> _Exercise brief_
Could you transcribe the material below exactly, without leaving out a single line?

==== Records supplied ====

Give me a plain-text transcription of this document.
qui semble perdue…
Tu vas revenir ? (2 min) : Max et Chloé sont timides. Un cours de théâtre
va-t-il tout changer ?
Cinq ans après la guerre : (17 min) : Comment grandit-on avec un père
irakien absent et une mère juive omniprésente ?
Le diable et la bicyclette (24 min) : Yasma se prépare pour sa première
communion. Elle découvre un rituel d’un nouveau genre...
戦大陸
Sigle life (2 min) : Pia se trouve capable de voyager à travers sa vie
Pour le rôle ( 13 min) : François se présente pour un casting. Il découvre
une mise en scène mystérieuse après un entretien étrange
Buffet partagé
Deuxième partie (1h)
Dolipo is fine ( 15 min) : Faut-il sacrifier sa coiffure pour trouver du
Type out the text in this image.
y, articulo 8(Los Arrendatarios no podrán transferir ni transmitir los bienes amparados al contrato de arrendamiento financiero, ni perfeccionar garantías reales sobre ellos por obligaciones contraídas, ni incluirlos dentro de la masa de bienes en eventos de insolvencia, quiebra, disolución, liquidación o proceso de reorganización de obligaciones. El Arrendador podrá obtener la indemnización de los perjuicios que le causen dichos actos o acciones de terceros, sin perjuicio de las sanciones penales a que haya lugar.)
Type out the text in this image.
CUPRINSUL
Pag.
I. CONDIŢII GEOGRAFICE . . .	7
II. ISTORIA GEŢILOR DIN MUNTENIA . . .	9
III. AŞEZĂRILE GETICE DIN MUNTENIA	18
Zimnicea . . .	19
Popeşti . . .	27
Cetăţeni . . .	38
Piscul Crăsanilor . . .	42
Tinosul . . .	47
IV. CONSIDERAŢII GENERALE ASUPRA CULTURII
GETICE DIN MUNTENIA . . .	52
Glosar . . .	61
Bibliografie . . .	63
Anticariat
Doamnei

====

> _Response to this task_
Give me a plain-text transcription of this document.
qui semble perdue…
Tu vas revenir ? (2 min) : Max et Chloé sont timides. Un cours de théâtre
va-t-il tout changer ?
Cinq ans après la guerre : (17 min) : Comment grandit-on avec un père
irakien absent et une mère juive omniprésente ?
Le diable et la bicyclette (24 min) : Yasma se prépare pour sa première
communion. Elle découvre un rituel d’un nouveau genre...
戦大陸
Sigle life (2 min) : Pia se trouve capable de voyager à travers sa vie
Pour le rôle ( 13 min) : François se présente pour un casting. Il découvre
une mise en scène mystérieuse après un entretien étrange
Buffet partagé
Deuxième partie (1h)
Dolipo is fine ( 15 min) : Faut-il sacrifier sa coiffure pour trouver du
Type out the text in this image.
y, articulo 8(Los Arrendatarios no podrán transferir ni transmitir los bienes amparados al contrato de arrendamiento financiero, ni perfeccionar garantías reales sobre ellos por obligaciones contraídas, ni incluirlos dentro de la masa de bienes en eventos de insolvencia, quiebra, disolución, liquidación o proceso de reorganización de obligaciones. El Arrendador podrá obtener la indemnización de los perjuicios que le causen dichos actos o acciones de terceros, sin perjuicio de las sanciones penales a que haya lugar.)
Type out the text in this image.
CUPRINSUL
Pag.
I. CONDIŢII GEOGRAFICE . . .	7
II. ISTORIA GEŢILOR DIN MUNTENIA . . .	9
III. AŞEZĂRILE GETICE DIN MUNTENIA	18
Zimnicea . . .	19
Popeşti . . .	27
Cetăţeni . . .	38
Piscul Crăsanilor . . .	42
Tinosul . . .	47
IV. CONSIDERAŢII GENERALE ASUPRA CULTURII
GETICE DIN MUNTENIA . . .	52
Glosar . . .	61
Bibliografie . . .	63
Anticariat
Doamnei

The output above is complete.